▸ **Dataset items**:
□ □ □ □
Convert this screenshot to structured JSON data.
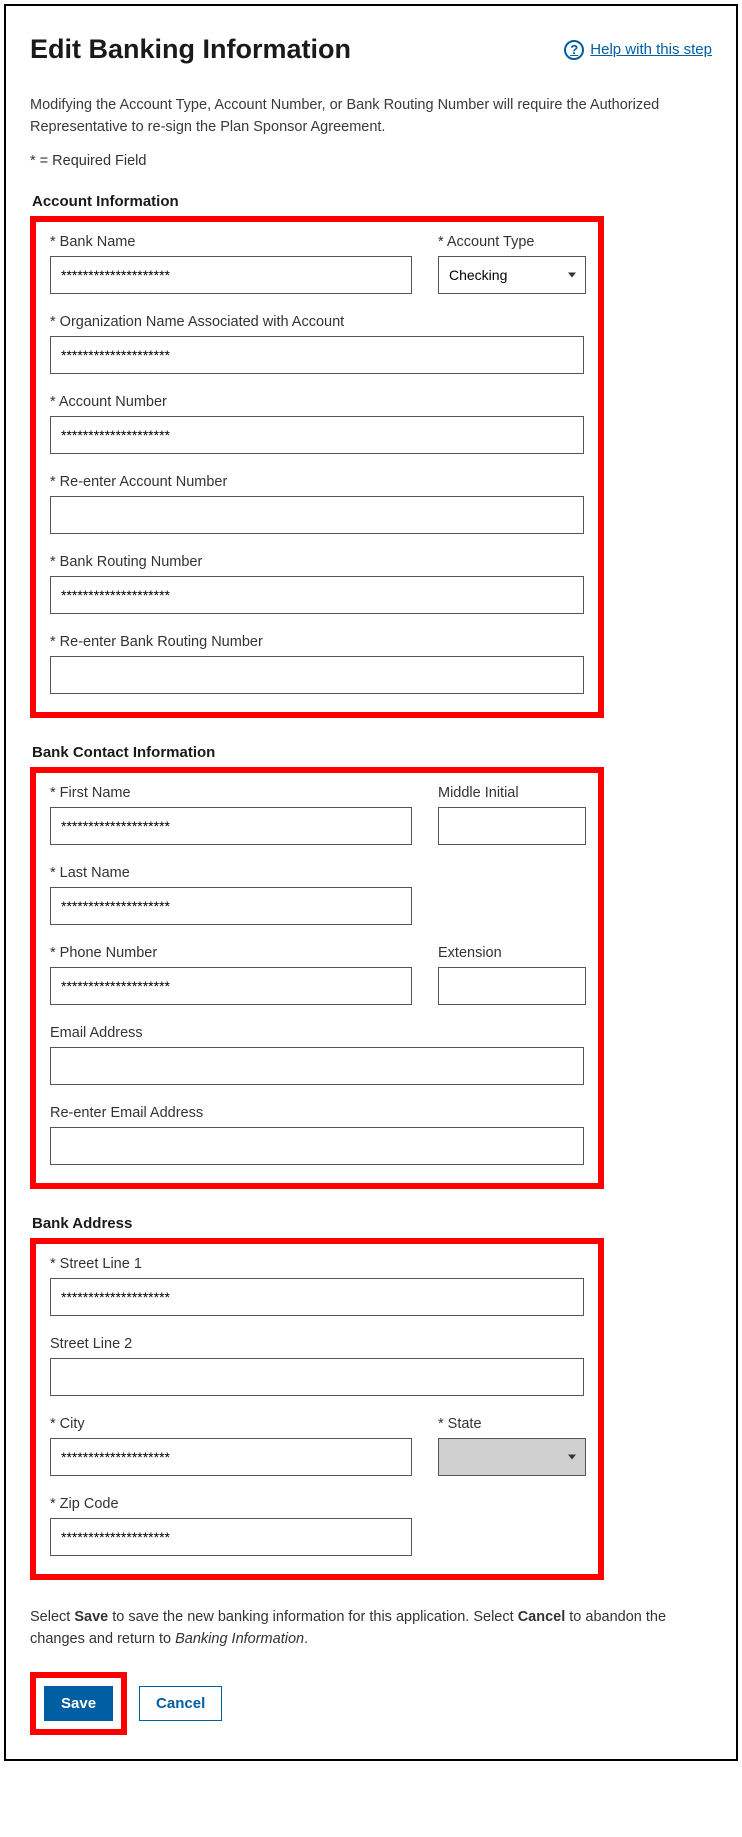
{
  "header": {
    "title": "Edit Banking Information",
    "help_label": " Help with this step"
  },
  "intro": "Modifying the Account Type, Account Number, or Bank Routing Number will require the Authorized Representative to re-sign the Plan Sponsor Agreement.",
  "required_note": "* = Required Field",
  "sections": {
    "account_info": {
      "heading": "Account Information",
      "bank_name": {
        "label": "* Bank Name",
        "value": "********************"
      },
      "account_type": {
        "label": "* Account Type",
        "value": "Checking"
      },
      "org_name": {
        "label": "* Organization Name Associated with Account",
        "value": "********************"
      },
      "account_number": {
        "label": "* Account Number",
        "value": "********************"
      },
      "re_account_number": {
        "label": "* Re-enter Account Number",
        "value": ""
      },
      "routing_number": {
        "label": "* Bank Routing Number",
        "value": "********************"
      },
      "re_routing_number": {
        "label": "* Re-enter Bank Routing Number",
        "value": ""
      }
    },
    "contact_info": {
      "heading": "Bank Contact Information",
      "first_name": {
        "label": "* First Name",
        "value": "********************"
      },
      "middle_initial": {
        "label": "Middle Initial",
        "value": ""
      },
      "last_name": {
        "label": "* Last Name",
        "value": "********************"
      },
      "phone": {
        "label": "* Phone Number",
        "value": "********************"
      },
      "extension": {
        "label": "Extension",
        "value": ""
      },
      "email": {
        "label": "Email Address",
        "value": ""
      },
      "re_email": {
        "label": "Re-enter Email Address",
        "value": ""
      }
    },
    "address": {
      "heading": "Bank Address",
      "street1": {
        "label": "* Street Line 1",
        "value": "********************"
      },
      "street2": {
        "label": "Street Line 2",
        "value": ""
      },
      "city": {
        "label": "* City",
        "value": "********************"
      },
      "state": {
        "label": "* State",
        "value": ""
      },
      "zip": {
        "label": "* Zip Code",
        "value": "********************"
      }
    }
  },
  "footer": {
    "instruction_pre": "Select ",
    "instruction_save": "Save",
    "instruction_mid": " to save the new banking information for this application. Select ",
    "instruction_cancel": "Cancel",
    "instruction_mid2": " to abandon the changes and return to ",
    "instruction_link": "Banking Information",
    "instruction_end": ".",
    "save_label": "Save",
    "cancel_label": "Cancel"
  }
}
□ □ □ □
▸ **THE REQUEST**: Extract, from the material above, each line holding the word "Select".

▸ **WRITTEN RESPONSE**:
    "instruction_pre": "Select ",
    "instruction_mid": " to save the new banking information for this application. Select ",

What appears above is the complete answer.